__TASK DETAILS__: Could you copy every line from the material below in which "this" appears?

__Stored entries__:
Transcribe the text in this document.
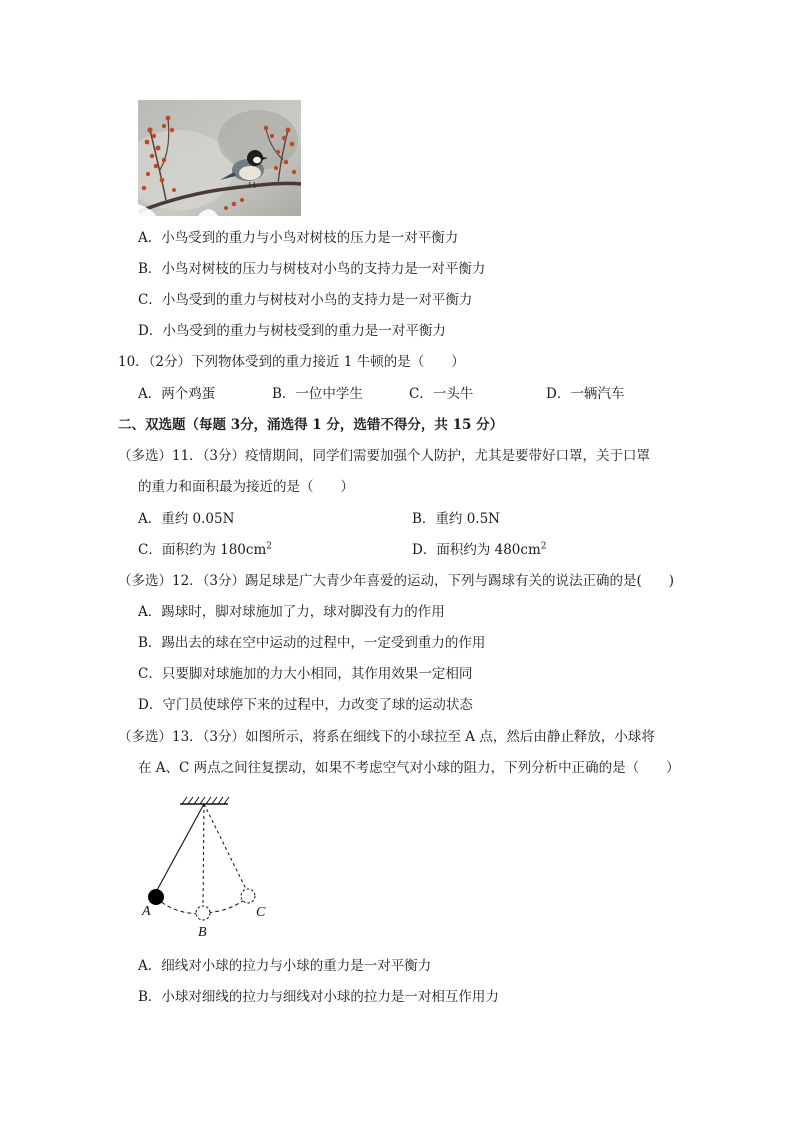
A．小鸟受到的重力与小鸟对树枝的压力是一对平衡力
B．小鸟对树枝的压力与树枝对小鸟的支持力是一对平衡力
C．小鸟受到的重力与树枝对小鸟的支持力是一对平衡力
D．小鸟受到的重力与树枝受到的重力是一对平衡力
10．（2分）下列物体受到的重力接近 1 牛顿的是（　　）
A．两个鸡蛋	B．一位中学生	C．一头牛	D．一辆汽车
二、双选题（每题 3分，涌选得 1 分，选错不得分，共 15 分）
（多选）11．（3分）疫情期间，同学们需要加强个人防护，尤其是要带好口罩，关于口罩
的重力和面积最为接近的是（　　）
A．重约 0.05N	B．重约 0.5N
C．面积约为 $180cm^2$	D．面积约为 $480cm^2$
（多选）12．（3分）踢足球是广大青少年喜爱的运动，下列与踢球有关的说法正确的是(　　)
A．踢球时，脚对球施加了力，球对脚没有力的作用
B．踢出去的球在空中运动的过程中，一定受到重力的作用
C．只要脚对球施加的力大小相同，其作用效果一定相同
D．守门员使球停下来的过程中，力改变了球的运动状态
（多选）13．（3分）如图所示，将系在细线下的小球拉至 A 点，然后由静止释放，小球将
在 A、C 两点之间往复摆动，如果不考虑空气对小球的阻力，下列分析中正确的是（　　）
A
B
C
A．细线对小球的拉力与小球的重力是一对平衡力
B．小球对细线的拉力与细线对小球的拉力是一对相互作用力
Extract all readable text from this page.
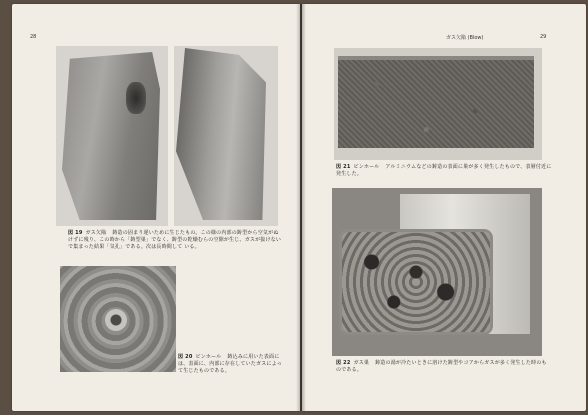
28
図 19 ガス欠陥 鋳造の固まり遅いために生じたもの。この様の内部の鋳型から空気がぬけずに残り、この時から「鋳型巣」でなく、鋳型の乾燥むらの空隙が生じ、ガスが抜けないで集まった結果「気孔」である。次は長時間して いる。
図 20 ピンホール 鋳込みに用いた表面には、表面に、内部に存在していたガスによって生じたものである。
ガス欠陥 (Blow)	29
図 21 ピンホール アルミニウムなどの鋳造の表面に巣が多く発生したもので、表層付近に発生した。
図 22 ガス巣 鋳造の湯が冷たいときに溶けた鋳型やコアからガスが多く発生した時のものである。
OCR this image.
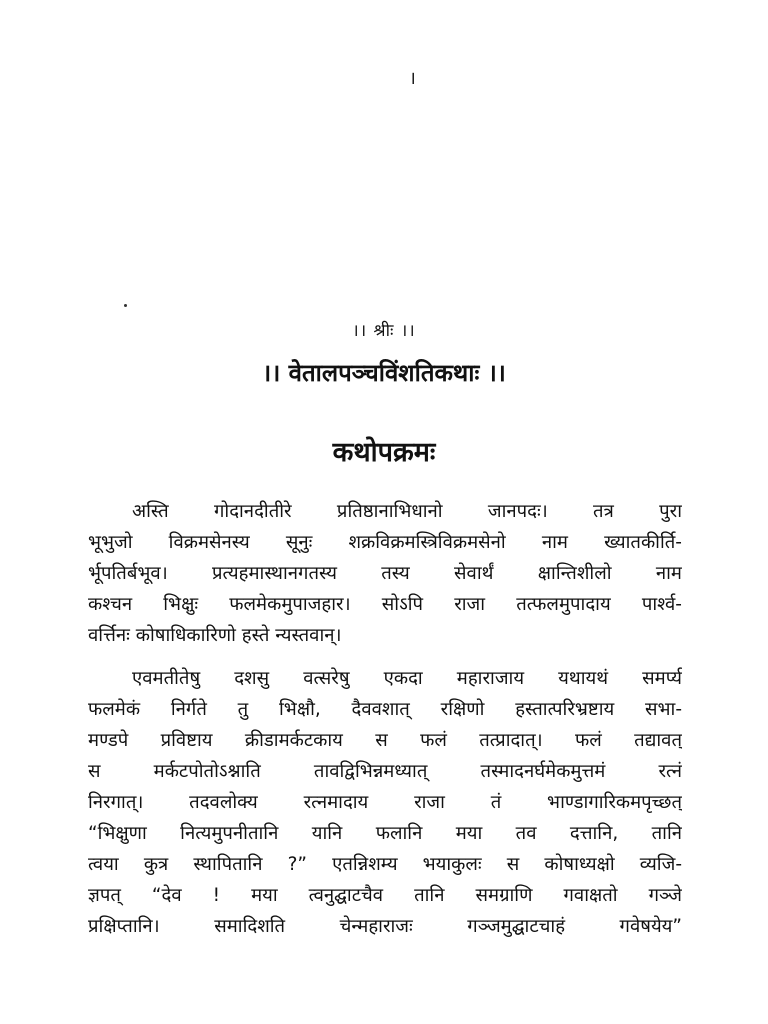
।
।। श्रीः ।।
।। वेतालपञ्चविंशतिकथाः ।।
कथोपक्रमः
अस्ति गोदानदीतीरे प्रतिष्ठानाभिधानो जानपदः। तत्र पुरा
भूभुजो विक्रमसेनस्य सूनुः शक्रविक्रमस्त्रिविक्रमसेनो नाम ख्यातकीर्ति-
र्भूपतिर्बभूव। प्रत्यहमास्थानगतस्य तस्य सेवार्थं क्षान्तिशीलो नाम
कश्चन भिक्षुः फलमेकमुपाजहार। सोऽपि राजा तत्फलमुपादाय पार्श्व-
वर्त्तिनः कोषाधिकारिणो हस्ते न्यस्तवान्।
एवमतीतेषु दशसु वत्सरेषु एकदा महाराजाय यथायथं समर्प्य
फलमेकं निर्गते तु भिक्षौ, दैववशात् रक्षिणो हस्तात्परिभ्रष्टाय सभा-
मण्डपे प्रविष्टाय क्रीडामर्कटकाय स फलं तत्प्रादात्। फलं तद्यावत्
स मर्कटपोतोऽश्नाति तावद्विभिन्नमध्यात् तस्मादनर्घमेकमुत्तमं रत्नं
निरगात्। तदवलोक्य रत्नमादाय राजा तं भाण्डागारिकमपृच्छत्
“भिक्षुणा नित्यमुपनीतानि यानि फलानि मया तव दत्तानि, तानि
त्वया कुत्र स्थापितानि ?” एतन्निशम्य भयाकुलः स कोषाध्यक्षो व्यजि-
ज्ञपत् “देव ! मया त्वनुद्घाटचैव तानि समग्राणि गवाक्षतो गञ्जे
प्रक्षिप्तानि। समादिशति चेन्महाराजः गञ्जमुद्घाटचाहं गवेषयेय”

__SOLUTION__:
Transcribe the text in this document.
Extract all readable text from this page.
OCR this image.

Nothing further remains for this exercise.